Rows from a figure dataset:
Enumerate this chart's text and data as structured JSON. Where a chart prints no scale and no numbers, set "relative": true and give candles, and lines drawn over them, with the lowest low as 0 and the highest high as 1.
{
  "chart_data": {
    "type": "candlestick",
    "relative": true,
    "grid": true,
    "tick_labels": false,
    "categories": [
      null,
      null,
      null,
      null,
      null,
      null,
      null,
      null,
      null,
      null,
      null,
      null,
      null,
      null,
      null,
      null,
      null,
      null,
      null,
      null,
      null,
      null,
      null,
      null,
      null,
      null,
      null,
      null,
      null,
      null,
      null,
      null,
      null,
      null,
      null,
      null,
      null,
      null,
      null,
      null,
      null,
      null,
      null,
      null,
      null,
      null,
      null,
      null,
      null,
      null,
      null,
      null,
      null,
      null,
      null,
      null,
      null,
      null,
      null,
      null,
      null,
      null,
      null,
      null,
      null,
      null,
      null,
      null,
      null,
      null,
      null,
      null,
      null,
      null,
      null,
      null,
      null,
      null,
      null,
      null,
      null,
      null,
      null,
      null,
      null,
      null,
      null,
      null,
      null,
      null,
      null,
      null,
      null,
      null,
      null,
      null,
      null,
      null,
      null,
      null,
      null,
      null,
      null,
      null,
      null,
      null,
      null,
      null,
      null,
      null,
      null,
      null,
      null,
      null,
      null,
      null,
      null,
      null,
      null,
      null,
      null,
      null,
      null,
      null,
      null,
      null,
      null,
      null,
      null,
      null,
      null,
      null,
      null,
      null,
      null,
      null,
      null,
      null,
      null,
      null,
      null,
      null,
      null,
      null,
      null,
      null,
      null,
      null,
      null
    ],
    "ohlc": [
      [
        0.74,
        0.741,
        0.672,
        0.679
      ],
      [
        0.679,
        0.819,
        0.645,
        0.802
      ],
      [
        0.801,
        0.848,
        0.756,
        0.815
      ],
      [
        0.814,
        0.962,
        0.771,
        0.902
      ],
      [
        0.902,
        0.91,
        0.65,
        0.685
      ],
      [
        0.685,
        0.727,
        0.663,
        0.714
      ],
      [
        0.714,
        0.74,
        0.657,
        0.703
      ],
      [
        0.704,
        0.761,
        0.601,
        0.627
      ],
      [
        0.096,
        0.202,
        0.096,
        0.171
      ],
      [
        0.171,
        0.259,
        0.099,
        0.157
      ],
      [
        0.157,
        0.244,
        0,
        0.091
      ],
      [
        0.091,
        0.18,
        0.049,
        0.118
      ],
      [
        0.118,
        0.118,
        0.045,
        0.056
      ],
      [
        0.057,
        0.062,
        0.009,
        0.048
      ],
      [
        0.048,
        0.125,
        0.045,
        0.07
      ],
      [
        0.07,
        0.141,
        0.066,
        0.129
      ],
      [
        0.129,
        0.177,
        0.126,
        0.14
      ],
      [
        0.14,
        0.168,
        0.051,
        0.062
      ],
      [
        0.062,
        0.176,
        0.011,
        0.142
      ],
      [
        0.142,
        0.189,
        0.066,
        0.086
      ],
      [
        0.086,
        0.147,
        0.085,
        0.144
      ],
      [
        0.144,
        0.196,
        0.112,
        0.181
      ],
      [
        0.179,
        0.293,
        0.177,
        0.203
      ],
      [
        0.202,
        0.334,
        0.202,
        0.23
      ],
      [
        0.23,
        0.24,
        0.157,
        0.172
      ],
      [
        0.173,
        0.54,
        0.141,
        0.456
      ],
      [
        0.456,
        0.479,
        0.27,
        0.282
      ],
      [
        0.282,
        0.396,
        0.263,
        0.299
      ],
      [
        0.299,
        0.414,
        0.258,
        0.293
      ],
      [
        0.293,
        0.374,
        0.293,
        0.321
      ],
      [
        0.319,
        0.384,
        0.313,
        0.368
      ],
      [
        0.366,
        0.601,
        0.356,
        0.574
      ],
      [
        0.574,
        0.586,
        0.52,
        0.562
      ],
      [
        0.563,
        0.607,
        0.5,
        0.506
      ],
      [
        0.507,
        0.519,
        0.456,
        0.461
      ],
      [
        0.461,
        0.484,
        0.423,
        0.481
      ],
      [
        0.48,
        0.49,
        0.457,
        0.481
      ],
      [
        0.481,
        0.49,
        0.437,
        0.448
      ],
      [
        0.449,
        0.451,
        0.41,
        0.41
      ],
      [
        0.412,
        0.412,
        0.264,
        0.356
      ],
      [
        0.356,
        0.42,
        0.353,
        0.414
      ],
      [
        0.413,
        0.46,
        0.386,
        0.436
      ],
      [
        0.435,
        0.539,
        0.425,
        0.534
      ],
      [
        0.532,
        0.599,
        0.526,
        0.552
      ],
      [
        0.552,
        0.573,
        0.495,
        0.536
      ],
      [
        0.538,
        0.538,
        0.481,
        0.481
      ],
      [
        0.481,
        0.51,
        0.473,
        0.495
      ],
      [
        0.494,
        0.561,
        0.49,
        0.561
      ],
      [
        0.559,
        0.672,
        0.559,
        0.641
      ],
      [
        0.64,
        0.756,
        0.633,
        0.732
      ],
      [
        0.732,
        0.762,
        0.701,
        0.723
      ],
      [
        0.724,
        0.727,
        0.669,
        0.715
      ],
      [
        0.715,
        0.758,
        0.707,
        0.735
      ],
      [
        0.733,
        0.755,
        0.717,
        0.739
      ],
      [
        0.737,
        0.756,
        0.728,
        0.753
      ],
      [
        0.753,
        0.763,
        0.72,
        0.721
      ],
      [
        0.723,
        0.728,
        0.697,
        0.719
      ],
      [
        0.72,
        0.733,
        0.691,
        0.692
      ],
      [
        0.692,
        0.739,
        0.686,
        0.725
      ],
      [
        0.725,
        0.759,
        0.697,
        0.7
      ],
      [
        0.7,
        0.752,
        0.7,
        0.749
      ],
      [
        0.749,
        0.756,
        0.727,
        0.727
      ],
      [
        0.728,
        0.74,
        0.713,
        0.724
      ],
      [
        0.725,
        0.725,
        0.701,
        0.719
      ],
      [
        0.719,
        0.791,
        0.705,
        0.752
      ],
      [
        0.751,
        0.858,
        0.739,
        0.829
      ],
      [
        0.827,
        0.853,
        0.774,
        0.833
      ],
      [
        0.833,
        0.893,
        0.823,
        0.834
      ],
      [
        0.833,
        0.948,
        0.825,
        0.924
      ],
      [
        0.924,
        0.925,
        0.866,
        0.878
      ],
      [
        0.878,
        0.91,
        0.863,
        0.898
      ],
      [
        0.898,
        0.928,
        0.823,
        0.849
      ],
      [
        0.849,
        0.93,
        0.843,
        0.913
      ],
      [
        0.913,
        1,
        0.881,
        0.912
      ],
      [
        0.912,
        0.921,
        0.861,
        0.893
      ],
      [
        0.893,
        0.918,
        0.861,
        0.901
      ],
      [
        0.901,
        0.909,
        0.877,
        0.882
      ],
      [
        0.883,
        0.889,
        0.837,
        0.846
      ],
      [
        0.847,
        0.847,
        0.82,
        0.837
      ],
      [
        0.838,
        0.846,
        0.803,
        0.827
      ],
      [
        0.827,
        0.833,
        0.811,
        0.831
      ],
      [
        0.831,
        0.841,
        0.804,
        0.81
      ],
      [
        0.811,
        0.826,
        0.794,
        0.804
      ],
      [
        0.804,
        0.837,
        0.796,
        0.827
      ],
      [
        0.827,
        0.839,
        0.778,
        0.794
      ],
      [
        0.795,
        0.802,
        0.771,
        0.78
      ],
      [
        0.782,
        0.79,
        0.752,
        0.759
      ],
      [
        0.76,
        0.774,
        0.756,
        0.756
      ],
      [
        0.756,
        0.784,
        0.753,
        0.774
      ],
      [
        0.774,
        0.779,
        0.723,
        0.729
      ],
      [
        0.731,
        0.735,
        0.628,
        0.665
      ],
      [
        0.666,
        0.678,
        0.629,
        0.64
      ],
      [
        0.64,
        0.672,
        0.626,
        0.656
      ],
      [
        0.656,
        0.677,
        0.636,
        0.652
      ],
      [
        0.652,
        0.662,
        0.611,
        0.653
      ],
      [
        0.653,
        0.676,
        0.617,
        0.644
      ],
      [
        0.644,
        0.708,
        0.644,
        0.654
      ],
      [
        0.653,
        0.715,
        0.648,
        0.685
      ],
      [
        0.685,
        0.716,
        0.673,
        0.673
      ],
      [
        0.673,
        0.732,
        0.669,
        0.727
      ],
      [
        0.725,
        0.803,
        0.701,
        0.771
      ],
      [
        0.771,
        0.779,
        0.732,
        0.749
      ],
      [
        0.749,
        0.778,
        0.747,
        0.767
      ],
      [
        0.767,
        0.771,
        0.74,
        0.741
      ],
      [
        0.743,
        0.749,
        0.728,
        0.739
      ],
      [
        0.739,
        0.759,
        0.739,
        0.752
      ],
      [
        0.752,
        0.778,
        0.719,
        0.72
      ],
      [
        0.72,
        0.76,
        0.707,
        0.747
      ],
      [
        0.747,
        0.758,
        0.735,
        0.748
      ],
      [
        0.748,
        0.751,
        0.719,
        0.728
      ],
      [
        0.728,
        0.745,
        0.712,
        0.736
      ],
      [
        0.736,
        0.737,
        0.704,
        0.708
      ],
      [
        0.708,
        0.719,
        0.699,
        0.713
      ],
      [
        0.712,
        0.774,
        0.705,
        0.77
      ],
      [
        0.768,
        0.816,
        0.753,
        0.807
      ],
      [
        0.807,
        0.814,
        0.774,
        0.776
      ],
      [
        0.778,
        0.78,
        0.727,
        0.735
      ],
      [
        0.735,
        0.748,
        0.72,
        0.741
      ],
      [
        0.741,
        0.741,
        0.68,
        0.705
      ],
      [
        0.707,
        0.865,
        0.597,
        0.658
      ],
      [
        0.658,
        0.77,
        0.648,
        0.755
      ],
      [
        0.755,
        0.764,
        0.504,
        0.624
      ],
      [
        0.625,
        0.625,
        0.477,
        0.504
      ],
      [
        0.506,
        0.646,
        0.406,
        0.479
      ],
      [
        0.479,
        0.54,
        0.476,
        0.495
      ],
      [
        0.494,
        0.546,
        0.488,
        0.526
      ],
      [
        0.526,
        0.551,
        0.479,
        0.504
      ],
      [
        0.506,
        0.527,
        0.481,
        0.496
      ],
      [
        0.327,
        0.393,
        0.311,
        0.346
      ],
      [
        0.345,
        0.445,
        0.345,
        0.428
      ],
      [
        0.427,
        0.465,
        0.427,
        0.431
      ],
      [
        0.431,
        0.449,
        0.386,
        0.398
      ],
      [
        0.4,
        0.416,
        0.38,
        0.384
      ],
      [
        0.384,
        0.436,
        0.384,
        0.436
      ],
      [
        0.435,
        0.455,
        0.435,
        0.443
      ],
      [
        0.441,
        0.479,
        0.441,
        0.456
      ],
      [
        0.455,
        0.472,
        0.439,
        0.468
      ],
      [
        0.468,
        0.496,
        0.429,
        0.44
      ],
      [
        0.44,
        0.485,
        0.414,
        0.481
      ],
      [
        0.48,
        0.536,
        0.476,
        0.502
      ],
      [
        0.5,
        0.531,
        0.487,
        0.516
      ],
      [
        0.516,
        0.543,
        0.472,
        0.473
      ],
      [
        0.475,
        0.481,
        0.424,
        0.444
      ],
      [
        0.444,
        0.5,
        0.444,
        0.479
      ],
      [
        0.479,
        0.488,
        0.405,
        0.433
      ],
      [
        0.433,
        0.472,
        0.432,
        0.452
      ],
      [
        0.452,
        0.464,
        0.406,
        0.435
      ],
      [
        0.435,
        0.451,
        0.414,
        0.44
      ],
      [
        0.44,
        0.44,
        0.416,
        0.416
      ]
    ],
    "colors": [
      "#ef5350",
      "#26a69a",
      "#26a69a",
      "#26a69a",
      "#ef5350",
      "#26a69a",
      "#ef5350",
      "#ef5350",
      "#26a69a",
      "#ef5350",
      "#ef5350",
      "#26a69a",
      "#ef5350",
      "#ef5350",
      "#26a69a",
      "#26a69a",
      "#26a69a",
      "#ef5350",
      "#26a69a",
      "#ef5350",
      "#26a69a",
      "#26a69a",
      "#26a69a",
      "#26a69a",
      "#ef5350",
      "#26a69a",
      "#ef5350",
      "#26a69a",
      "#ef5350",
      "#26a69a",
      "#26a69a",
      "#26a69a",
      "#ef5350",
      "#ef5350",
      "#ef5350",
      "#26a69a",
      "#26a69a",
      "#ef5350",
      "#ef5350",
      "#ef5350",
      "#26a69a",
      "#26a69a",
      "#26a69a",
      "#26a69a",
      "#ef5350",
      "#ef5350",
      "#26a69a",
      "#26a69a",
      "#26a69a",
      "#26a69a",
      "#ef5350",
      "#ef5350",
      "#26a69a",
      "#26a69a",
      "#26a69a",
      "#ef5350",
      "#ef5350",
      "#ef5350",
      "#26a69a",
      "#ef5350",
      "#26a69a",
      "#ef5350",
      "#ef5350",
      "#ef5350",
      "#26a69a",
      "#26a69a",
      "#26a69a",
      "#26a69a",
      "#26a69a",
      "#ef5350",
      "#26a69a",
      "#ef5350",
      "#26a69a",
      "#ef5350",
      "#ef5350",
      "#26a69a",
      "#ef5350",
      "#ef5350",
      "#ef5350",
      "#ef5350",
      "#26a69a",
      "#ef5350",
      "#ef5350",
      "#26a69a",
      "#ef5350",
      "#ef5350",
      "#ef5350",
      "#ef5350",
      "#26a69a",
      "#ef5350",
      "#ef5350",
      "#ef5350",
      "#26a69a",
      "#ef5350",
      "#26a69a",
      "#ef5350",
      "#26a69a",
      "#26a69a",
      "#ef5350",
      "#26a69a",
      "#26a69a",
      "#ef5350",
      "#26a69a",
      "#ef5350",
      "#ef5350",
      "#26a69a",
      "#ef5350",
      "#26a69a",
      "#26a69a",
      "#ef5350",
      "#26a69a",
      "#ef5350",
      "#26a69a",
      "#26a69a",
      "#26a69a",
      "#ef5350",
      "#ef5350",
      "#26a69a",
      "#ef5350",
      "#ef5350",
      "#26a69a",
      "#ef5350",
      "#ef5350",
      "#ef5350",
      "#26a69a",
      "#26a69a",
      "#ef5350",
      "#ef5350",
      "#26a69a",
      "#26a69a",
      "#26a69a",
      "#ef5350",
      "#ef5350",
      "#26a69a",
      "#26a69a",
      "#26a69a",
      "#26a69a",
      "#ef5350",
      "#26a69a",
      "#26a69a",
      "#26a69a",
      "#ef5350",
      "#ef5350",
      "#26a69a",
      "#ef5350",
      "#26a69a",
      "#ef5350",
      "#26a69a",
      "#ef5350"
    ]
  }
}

WHAT THIS TASK INVOLVES >> Find the lines with the string "true" and reproduce them.

EXERCISE ANSWER >>
Enumerate this chart's text and data as structured JSON. Where a chart prints no scale and no numbers, set "relative": true and give candles, and lines drawn over them, with the lowest low as 0 and the highest high as 1.
    "relative": true,
    "grid": true,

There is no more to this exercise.